Written instruction — Keep the wording of each record exactly the same when you repeat it, and leave out pictures.

Data records:
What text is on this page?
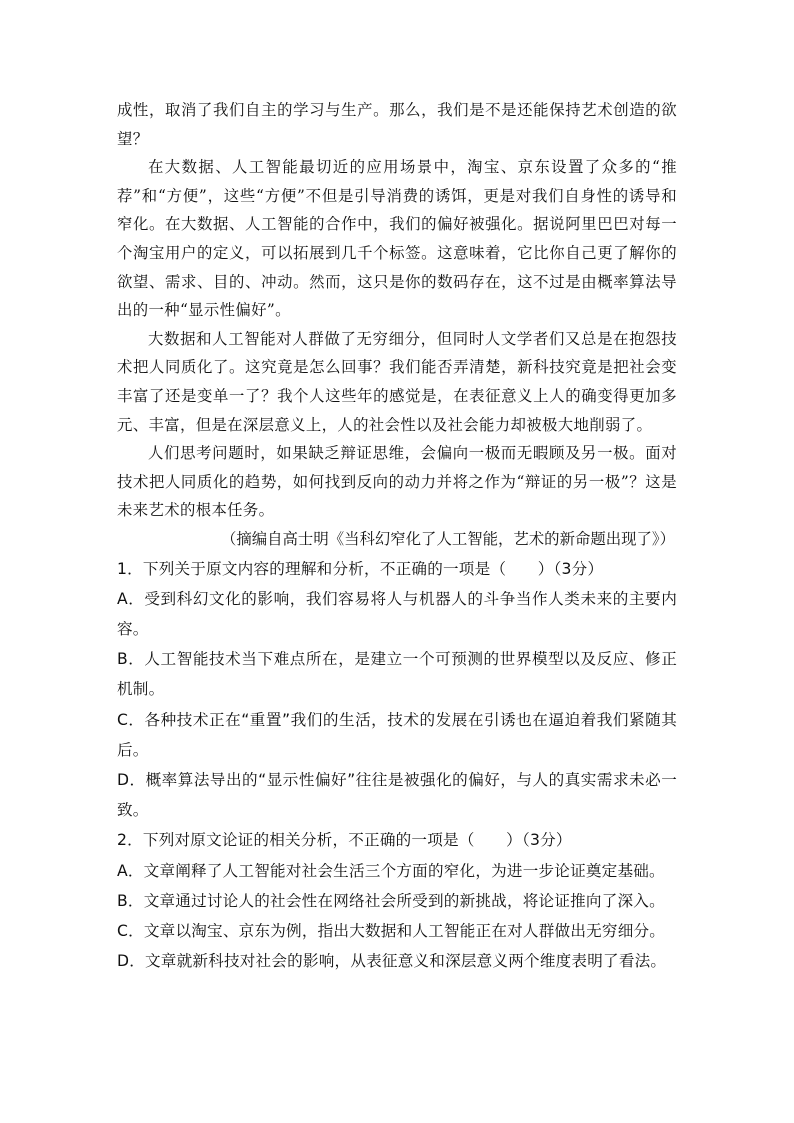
成性，取消了我们自主的学习与生产。那么，我们是不是还能保持艺术创造的欲望？

在大数据、人工智能最切近的应用场景中，淘宝、京东设置了众多的“推荐”和“方便”，这些“方便”不但是引导消费的诱饵，更是对我们自身性的诱导和窄化。在大数据、人工智能的合作中，我们的偏好被强化。据说阿里巴巴对每一个淘宝用户的定义，可以拓展到几千个标签。这意味着，它比你自己更了解你的欲望、需求、目的、冲动。然而，这只是你的数码存在，这不过是由概率算法导出的一种“显示性偏好”。

大数据和人工智能对人群做了无穷细分，但同时人文学者们又总是在抱怨技术把人同质化了。这究竟是怎么回事？我们能否弄清楚，新科技究竟是把社会变丰富了还是变单一了？我个人这些年的感觉是，在表征意义上人的确变得更加多元、丰富，但是在深层意义上，人的社会性以及社会能力却被极大地削弱了。

人们思考问题时，如果缺乏辩证思维，会偏向一极而无暇顾及另一极。面对技术把人同质化的趋势，如何找到反向的动力并将之作为“辩证的另一极”？这是未来艺术的根本任务。

（摘编自高士明《当科幻窄化了人工智能，艺术的新命题出现了》）

1．下列关于原文内容的理解和分析，不正确的一项是（　　）（3分）

A．受到科幻文化的影响，我们容易将人与机器人的斗争当作人类未来的主要内容。

B．人工智能技术当下难点所在，是建立一个可预测的世界模型以及反应、修正机制。

C．各种技术正在“重置”我们的生活，技术的发展在引诱也在逼迫着我们紧随其后。

D．概率算法导出的“显示性偏好”往往是被强化的偏好，与人的真实需求未必一致。

2．下列对原文论证的相关分析，不正确的一项是（　　）（3分）

A．文章阐释了人工智能对社会生活三个方面的窄化，为进一步论证奠定基础。

B．文章通过讨论人的社会性在网络社会所受到的新挑战，将论证推向了深入。

C．文章以淘宝、京东为例，指出大数据和人工智能正在对人群做出无穷细分。

D．文章就新科技对社会的影响，从表征意义和深层意义两个维度表明了看法。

Output for this exercise —
What text is on this page?
成性，取消了我们自主的学习与生产。那么，我们是不是还能保持艺术创造的欲望？

在大数据、人工智能最切近的应用场景中，淘宝、京东设置了众多的“推荐”和“方便”，这些“方便”不但是引导消费的诱饵，更是对我们自身性的诱导和窄化。在大数据、人工智能的合作中，我们的偏好被强化。据说阿里巴巴对每一个淘宝用户的定义，可以拓展到几千个标签。这意味着，它比你自己更了解你的欲望、需求、目的、冲动。然而，这只是你的数码存在，这不过是由概率算法导出的一种“显示性偏好”。

大数据和人工智能对人群做了无穷细分，但同时人文学者们又总是在抱怨技术把人同质化了。这究竟是怎么回事？我们能否弄清楚，新科技究竟是把社会变丰富了还是变单一了？我个人这些年的感觉是，在表征意义上人的确变得更加多元、丰富，但是在深层意义上，人的社会性以及社会能力却被极大地削弱了。

人们思考问题时，如果缺乏辩证思维，会偏向一极而无暇顾及另一极。面对技术把人同质化的趋势，如何找到反向的动力并将之作为“辩证的另一极”？这是未来艺术的根本任务。

（摘编自高士明《当科幻窄化了人工智能，艺术的新命题出现了》）

1．下列关于原文内容的理解和分析，不正确的一项是（　　）（3分）

A．受到科幻文化的影响，我们容易将人与机器人的斗争当作人类未来的主要内容。

B．人工智能技术当下难点所在，是建立一个可预测的世界模型以及反应、修正机制。

C．各种技术正在“重置”我们的生活，技术的发展在引诱也在逼迫着我们紧随其后。

D．概率算法导出的“显示性偏好”往往是被强化的偏好，与人的真实需求未必一致。

2．下列对原文论证的相关分析，不正确的一项是（　　）（3分）

A．文章阐释了人工智能对社会生活三个方面的窄化，为进一步论证奠定基础。

B．文章通过讨论人的社会性在网络社会所受到的新挑战，将论证推向了深入。

C．文章以淘宝、京东为例，指出大数据和人工智能正在对人群做出无穷细分。

D．文章就新科技对社会的影响，从表征意义和深层意义两个维度表明了看法。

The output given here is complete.